| Instruction |
Write out the material exactly, without any of its pictures.

| Input for this task |
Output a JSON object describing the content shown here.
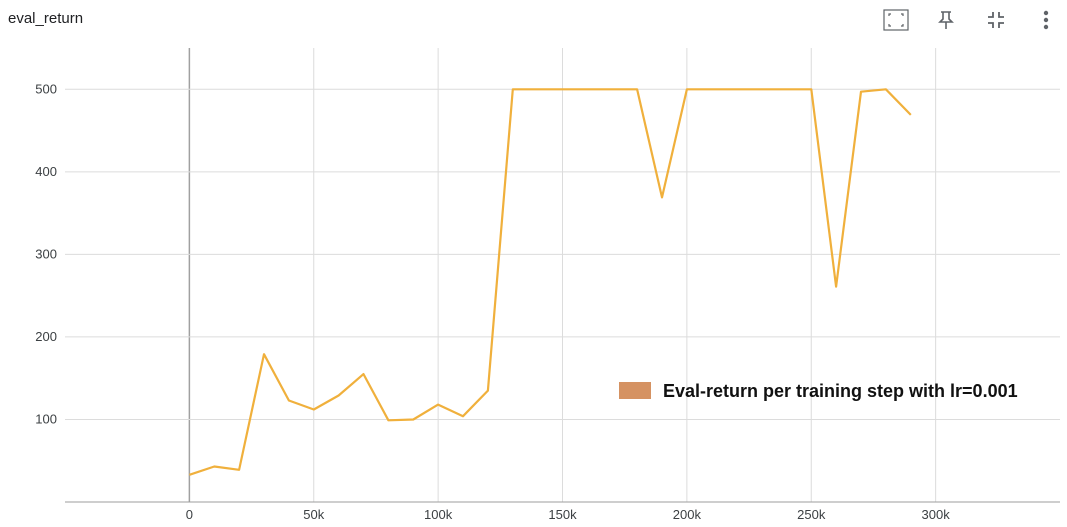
{
  "card": {
    "title": "eval_return"
  },
  "toolbar": {
    "icons": [
      "fit-domain-icon",
      "pin-icon",
      "collapse-icon",
      "more-vert-icon"
    ],
    "icon_color": "#5f6368"
  },
  "colors": {
    "line": "#f0b03c",
    "legend_swatch": "#d59262",
    "grid": "#dcdcdc",
    "zero_axis": "#a0a0a0"
  },
  "chart_data": {
    "type": "line",
    "title": "",
    "xlabel": "",
    "ylabel": "",
    "xlim": [
      -50000,
      350000
    ],
    "ylim": [
      0,
      550
    ],
    "x_ticks": [
      0,
      50000,
      100000,
      150000,
      200000,
      250000,
      300000
    ],
    "x_tick_labels": [
      "0",
      "50k",
      "100k",
      "150k",
      "200k",
      "250k",
      "300k"
    ],
    "y_ticks": [
      100,
      200,
      300,
      400,
      500
    ],
    "y_tick_labels": [
      "100",
      "200",
      "300",
      "400",
      "500"
    ],
    "grid": true,
    "legend_position": "center-right",
    "series": [
      {
        "name": "Eval-return per training step with lr=0.001",
        "x": [
          0,
          10000,
          20000,
          30000,
          40000,
          50000,
          60000,
          70000,
          80000,
          90000,
          100000,
          110000,
          120000,
          130000,
          140000,
          150000,
          160000,
          170000,
          180000,
          190000,
          200000,
          210000,
          220000,
          230000,
          240000,
          250000,
          260000,
          270000,
          280000,
          290000
        ],
        "y": [
          33,
          43,
          39,
          179,
          123,
          112,
          129,
          155,
          99,
          100,
          118,
          104,
          135,
          500,
          500,
          500,
          500,
          500,
          500,
          369,
          500,
          500,
          500,
          500,
          500,
          500,
          261,
          497,
          500,
          469
        ]
      }
    ]
  }
}
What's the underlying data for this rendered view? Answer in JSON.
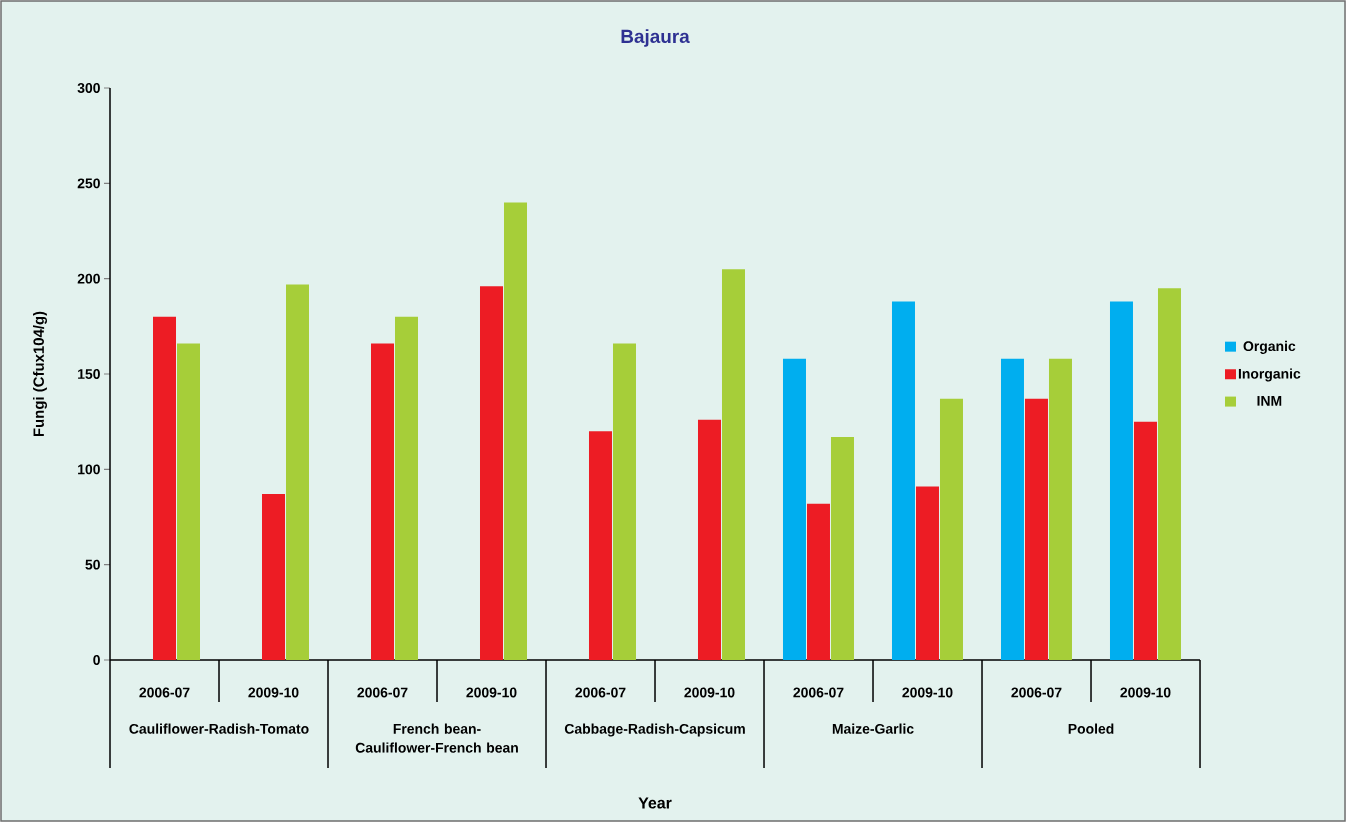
{
  "chart_data": {
    "type": "bar",
    "title": "Bajaura",
    "ylabel": "Fungi (Cfux104/g)",
    "categories": [
      "2006-07",
      "2009-10",
      "2006-07",
      "2009-10",
      "2006-07",
      "2009-10",
      "2006-07",
      "2009-10",
      "2006-07",
      "2009-10"
    ],
    "annotations": [
      "Cauliflower-Radish-Tomato",
      "French bean-Cauliflower-French bean",
      "Cabbage-Radish-Capsicum",
      "Maize-Garlic",
      "Pooled",
      "Year"
    ],
    "series": [
      {
        "name": "Organic",
        "color": "#00aeef",
        "values": [
          null,
          null,
          null,
          null,
          null,
          null,
          158,
          188,
          158,
          188
        ]
      },
      {
        "name": "Inorganic",
        "color": "#ed1c24",
        "values": [
          180,
          87,
          166,
          196,
          120,
          126,
          82,
          91,
          137,
          125
        ]
      },
      {
        "name": "INM",
        "color": "#a6ce39",
        "values": [
          166,
          197,
          180,
          240,
          166,
          205,
          117,
          137,
          158,
          195
        ]
      }
    ],
    "ylim": [
      0,
      300
    ],
    "yticks": [
      0,
      50,
      100,
      150,
      200,
      250,
      300
    ],
    "grid": false,
    "legend": "right"
  }
}
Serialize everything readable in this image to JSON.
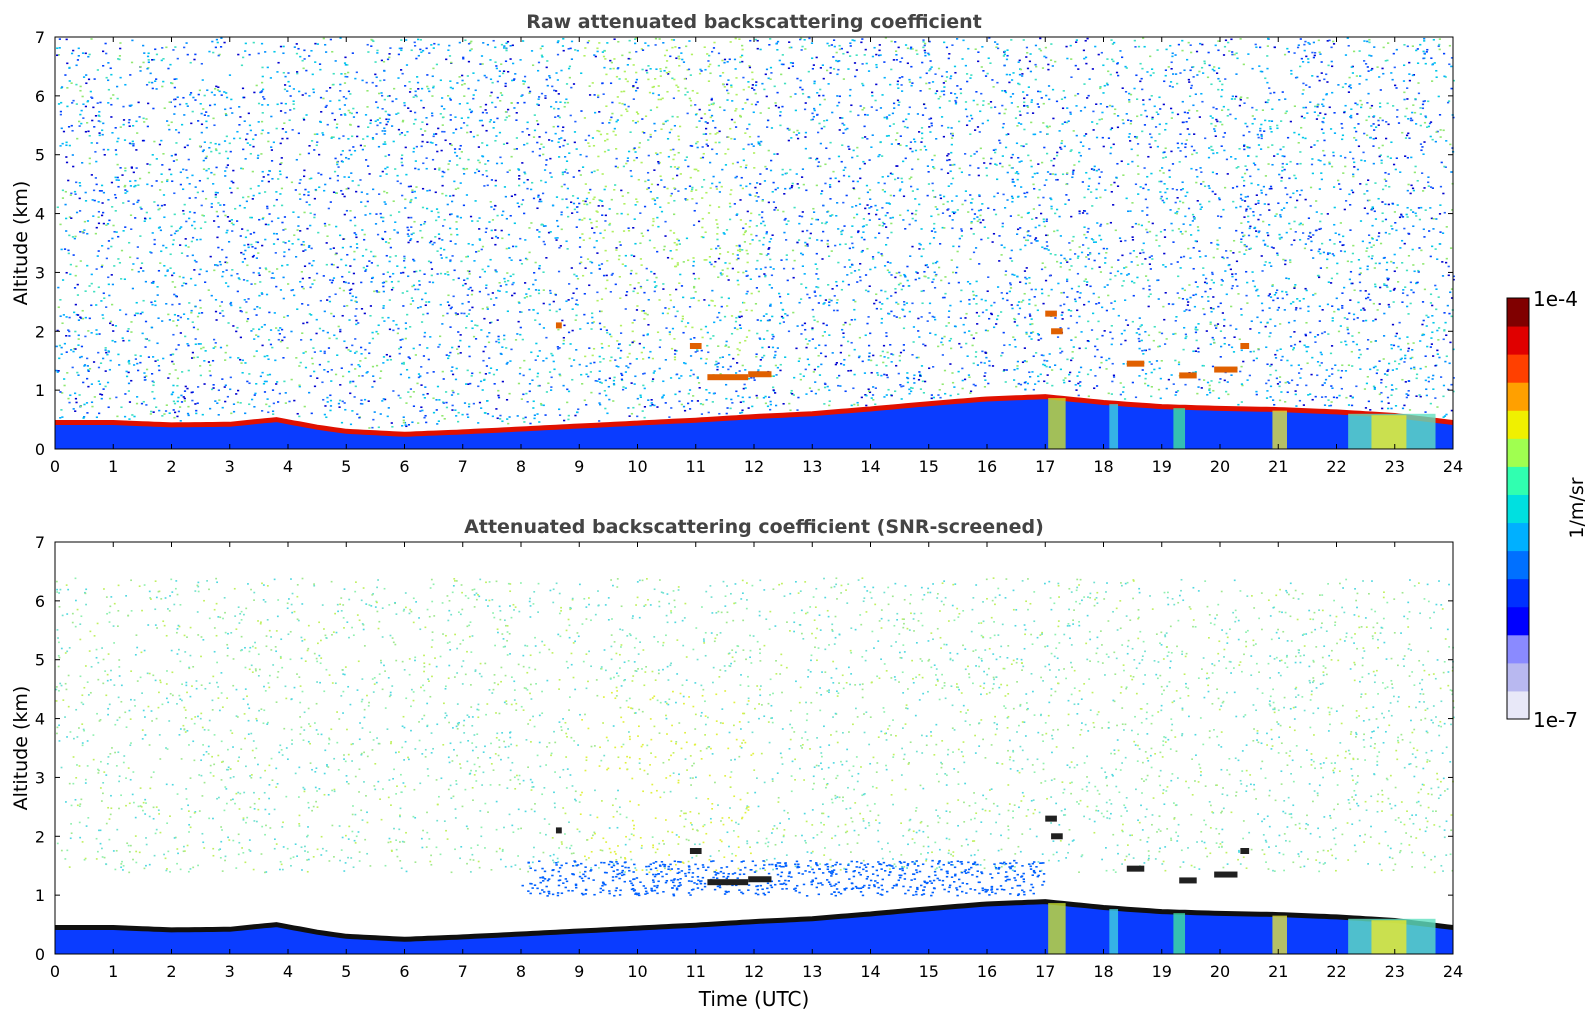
{
  "chart_data": [
    {
      "type": "heatmap",
      "title": "Raw attenuated backscattering coefficient",
      "xlabel": "",
      "ylabel": "Altitude (km)",
      "xlim": [
        0,
        24
      ],
      "ylim": [
        0,
        7
      ],
      "x_ticks": [
        "0",
        "1",
        "2",
        "3",
        "4",
        "5",
        "6",
        "7",
        "8",
        "9",
        "10",
        "11",
        "12",
        "13",
        "14",
        "15",
        "16",
        "17",
        "18",
        "19",
        "20",
        "21",
        "22",
        "23",
        "24"
      ],
      "y_ticks": [
        "0",
        "1",
        "2",
        "3",
        "4",
        "5",
        "6",
        "7"
      ],
      "layer_top_km": [
        {
          "t": 0,
          "h": 0.48
        },
        {
          "t": 1,
          "h": 0.48
        },
        {
          "t": 2,
          "h": 0.44
        },
        {
          "t": 3,
          "h": 0.45
        },
        {
          "t": 3.8,
          "h": 0.53
        },
        {
          "t": 4.5,
          "h": 0.4
        },
        {
          "t": 5,
          "h": 0.33
        },
        {
          "t": 6,
          "h": 0.28
        },
        {
          "t": 7,
          "h": 0.32
        },
        {
          "t": 8,
          "h": 0.37
        },
        {
          "t": 9,
          "h": 0.42
        },
        {
          "t": 10,
          "h": 0.47
        },
        {
          "t": 11,
          "h": 0.52
        },
        {
          "t": 12,
          "h": 0.58
        },
        {
          "t": 13,
          "h": 0.63
        },
        {
          "t": 14,
          "h": 0.71
        },
        {
          "t": 15,
          "h": 0.8
        },
        {
          "t": 16,
          "h": 0.88
        },
        {
          "t": 17,
          "h": 0.92
        },
        {
          "t": 18,
          "h": 0.82
        },
        {
          "t": 19,
          "h": 0.75
        },
        {
          "t": 20,
          "h": 0.72
        },
        {
          "t": 21,
          "h": 0.7
        },
        {
          "t": 22,
          "h": 0.66
        },
        {
          "t": 23,
          "h": 0.6
        },
        {
          "t": 24,
          "h": 0.48
        }
      ],
      "clouds": [
        {
          "t0": 10.9,
          "t1": 11.1,
          "h": 1.75
        },
        {
          "t0": 11.2,
          "t1": 11.9,
          "h": 1.22
        },
        {
          "t0": 11.9,
          "t1": 12.3,
          "h": 1.27
        },
        {
          "t0": 17.0,
          "t1": 17.2,
          "h": 2.3
        },
        {
          "t0": 17.1,
          "t1": 17.3,
          "h": 2.0
        },
        {
          "t0": 18.4,
          "t1": 18.7,
          "h": 1.45
        },
        {
          "t0": 19.3,
          "t1": 19.6,
          "h": 1.25
        },
        {
          "t0": 19.9,
          "t1": 20.3,
          "h": 1.35
        },
        {
          "t0": 20.35,
          "t1": 20.5,
          "h": 1.75
        },
        {
          "t0": 8.6,
          "t1": 8.7,
          "h": 2.1
        }
      ]
    },
    {
      "type": "heatmap",
      "title": "Attenuated backscattering coefficient (SNR-screened)",
      "xlabel": "Time (UTC)",
      "ylabel": "Altitude (km)",
      "xlim": [
        0,
        24
      ],
      "ylim": [
        0,
        7
      ],
      "x_ticks": [
        "0",
        "1",
        "2",
        "3",
        "4",
        "5",
        "6",
        "7",
        "8",
        "9",
        "10",
        "11",
        "12",
        "13",
        "14",
        "15",
        "16",
        "17",
        "18",
        "19",
        "20",
        "21",
        "22",
        "23",
        "24"
      ],
      "y_ticks": [
        "0",
        "1",
        "2",
        "3",
        "4",
        "5",
        "6",
        "7"
      ]
    }
  ],
  "colorbar": {
    "max_label": "1e-4",
    "min_label": "1e-7",
    "unit_label": "1/m/sr",
    "range": [
      1e-07,
      0.0001
    ],
    "scale": "log",
    "colors": [
      "#e8e8f8",
      "#b8b8f0",
      "#8a8aff",
      "#0000ff",
      "#0030ff",
      "#0070ff",
      "#00b0ff",
      "#00e0e0",
      "#30ffb0",
      "#a0ff50",
      "#f0f000",
      "#ffa000",
      "#ff4000",
      "#e00000",
      "#800000"
    ]
  }
}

| Correct result |
Output a JSON object describing the content shown here.
{
  "card": {
    "title": "eval_return"
  },
  "toolbar": {
    "icons": [
      "fit-domain-icon",
      "pin-icon",
      "collapse-icon",
      "more-vert-icon"
    ],
    "icon_color": "#5f6368"
  },
  "colors": {
    "line": "#f0b03c",
    "legend_swatch": "#d59262",
    "grid": "#dcdcdc",
    "zero_axis": "#a0a0a0"
  },
  "chart_data": {
    "type": "line",
    "title": "",
    "xlabel": "",
    "ylabel": "",
    "xlim": [
      -50000,
      350000
    ],
    "ylim": [
      0,
      550
    ],
    "x_ticks": [
      0,
      50000,
      100000,
      150000,
      200000,
      250000,
      300000
    ],
    "x_tick_labels": [
      "0",
      "50k",
      "100k",
      "150k",
      "200k",
      "250k",
      "300k"
    ],
    "y_ticks": [
      100,
      200,
      300,
      400,
      500
    ],
    "y_tick_labels": [
      "100",
      "200",
      "300",
      "400",
      "500"
    ],
    "grid": true,
    "legend_position": "center-right",
    "series": [
      {
        "name": "Eval-return per training step with lr=0.001",
        "x": [
          0,
          10000,
          20000,
          30000,
          40000,
          50000,
          60000,
          70000,
          80000,
          90000,
          100000,
          110000,
          120000,
          130000,
          140000,
          150000,
          160000,
          170000,
          180000,
          190000,
          200000,
          210000,
          220000,
          230000,
          240000,
          250000,
          260000,
          270000,
          280000,
          290000
        ],
        "y": [
          33,
          43,
          39,
          179,
          123,
          112,
          129,
          155,
          99,
          100,
          118,
          104,
          135,
          500,
          500,
          500,
          500,
          500,
          500,
          369,
          500,
          500,
          500,
          500,
          500,
          500,
          261,
          497,
          500,
          469
        ]
      }
    ]
  }
}
What's the underlying data for this rendered view? Answer in JSON.
{
  "chart_data": {
    "type": "bar",
    "title": "Bajaura",
    "ylabel": "Fungi (Cfux104/g)",
    "categories": [
      "2006-07",
      "2009-10",
      "2006-07",
      "2009-10",
      "2006-07",
      "2009-10",
      "2006-07",
      "2009-10",
      "2006-07",
      "2009-10"
    ],
    "annotations": [
      "Cauliflower-Radish-Tomato",
      "French bean-Cauliflower-French bean",
      "Cabbage-Radish-Capsicum",
      "Maize-Garlic",
      "Pooled",
      "Year"
    ],
    "series": [
      {
        "name": "Organic",
        "color": "#00aeef",
        "values": [
          null,
          null,
          null,
          null,
          null,
          null,
          158,
          188,
          158,
          188
        ]
      },
      {
        "name": "Inorganic",
        "color": "#ed1c24",
        "values": [
          180,
          87,
          166,
          196,
          120,
          126,
          82,
          91,
          137,
          125
        ]
      },
      {
        "name": "INM",
        "color": "#a6ce39",
        "values": [
          166,
          197,
          180,
          240,
          166,
          205,
          117,
          137,
          158,
          195
        ]
      }
    ],
    "ylim": [
      0,
      300
    ],
    "yticks": [
      0,
      50,
      100,
      150,
      200,
      250,
      300
    ],
    "grid": false,
    "legend": "right"
  }
}
Serialize everything readable in this image to JSON.
{
  "chart_data": [
    {
      "type": "heatmap",
      "title": "Raw attenuated backscattering coefficient",
      "xlabel": "",
      "ylabel": "Altitude (km)",
      "xlim": [
        0,
        24
      ],
      "ylim": [
        0,
        7
      ],
      "x_ticks": [
        "0",
        "1",
        "2",
        "3",
        "4",
        "5",
        "6",
        "7",
        "8",
        "9",
        "10",
        "11",
        "12",
        "13",
        "14",
        "15",
        "16",
        "17",
        "18",
        "19",
        "20",
        "21",
        "22",
        "23",
        "24"
      ],
      "y_ticks": [
        "0",
        "1",
        "2",
        "3",
        "4",
        "5",
        "6",
        "7"
      ],
      "layer_top_km": [
        {
          "t": 0,
          "h": 0.48
        },
        {
          "t": 1,
          "h": 0.48
        },
        {
          "t": 2,
          "h": 0.44
        },
        {
          "t": 3,
          "h": 0.45
        },
        {
          "t": 3.8,
          "h": 0.53
        },
        {
          "t": 4.5,
          "h": 0.4
        },
        {
          "t": 5,
          "h": 0.33
        },
        {
          "t": 6,
          "h": 0.28
        },
        {
          "t": 7,
          "h": 0.32
        },
        {
          "t": 8,
          "h": 0.37
        },
        {
          "t": 9,
          "h": 0.42
        },
        {
          "t": 10,
          "h": 0.47
        },
        {
          "t": 11,
          "h": 0.52
        },
        {
          "t": 12,
          "h": 0.58
        },
        {
          "t": 13,
          "h": 0.63
        },
        {
          "t": 14,
          "h": 0.71
        },
        {
          "t": 15,
          "h": 0.8
        },
        {
          "t": 16,
          "h": 0.88
        },
        {
          "t": 17,
          "h": 0.92
        },
        {
          "t": 18,
          "h": 0.82
        },
        {
          "t": 19,
          "h": 0.75
        },
        {
          "t": 20,
          "h": 0.72
        },
        {
          "t": 21,
          "h": 0.7
        },
        {
          "t": 22,
          "h": 0.66
        },
        {
          "t": 23,
          "h": 0.6
        },
        {
          "t": 24,
          "h": 0.48
        }
      ],
      "clouds": [
        {
          "t0": 10.9,
          "t1": 11.1,
          "h": 1.75
        },
        {
          "t0": 11.2,
          "t1": 11.9,
          "h": 1.22
        },
        {
          "t0": 11.9,
          "t1": 12.3,
          "h": 1.27
        },
        {
          "t0": 17.0,
          "t1": 17.2,
          "h": 2.3
        },
        {
          "t0": 17.1,
          "t1": 17.3,
          "h": 2.0
        },
        {
          "t0": 18.4,
          "t1": 18.7,
          "h": 1.45
        },
        {
          "t0": 19.3,
          "t1": 19.6,
          "h": 1.25
        },
        {
          "t0": 19.9,
          "t1": 20.3,
          "h": 1.35
        },
        {
          "t0": 20.35,
          "t1": 20.5,
          "h": 1.75
        },
        {
          "t0": 8.6,
          "t1": 8.7,
          "h": 2.1
        }
      ]
    },
    {
      "type": "heatmap",
      "title": "Attenuated backscattering coefficient (SNR-screened)",
      "xlabel": "Time (UTC)",
      "ylabel": "Altitude (km)",
      "xlim": [
        0,
        24
      ],
      "ylim": [
        0,
        7
      ],
      "x_ticks": [
        "0",
        "1",
        "2",
        "3",
        "4",
        "5",
        "6",
        "7",
        "8",
        "9",
        "10",
        "11",
        "12",
        "13",
        "14",
        "15",
        "16",
        "17",
        "18",
        "19",
        "20",
        "21",
        "22",
        "23",
        "24"
      ],
      "y_ticks": [
        "0",
        "1",
        "2",
        "3",
        "4",
        "5",
        "6",
        "7"
      ]
    }
  ],
  "colorbar": {
    "max_label": "1e-4",
    "min_label": "1e-7",
    "unit_label": "1/m/sr",
    "range": [
      1e-07,
      0.0001
    ],
    "scale": "log",
    "colors": [
      "#e8e8f8",
      "#b8b8f0",
      "#8a8aff",
      "#0000ff",
      "#0030ff",
      "#0070ff",
      "#00b0ff",
      "#00e0e0",
      "#30ffb0",
      "#a0ff50",
      "#f0f000",
      "#ffa000",
      "#ff4000",
      "#e00000",
      "#800000"
    ]
  }
}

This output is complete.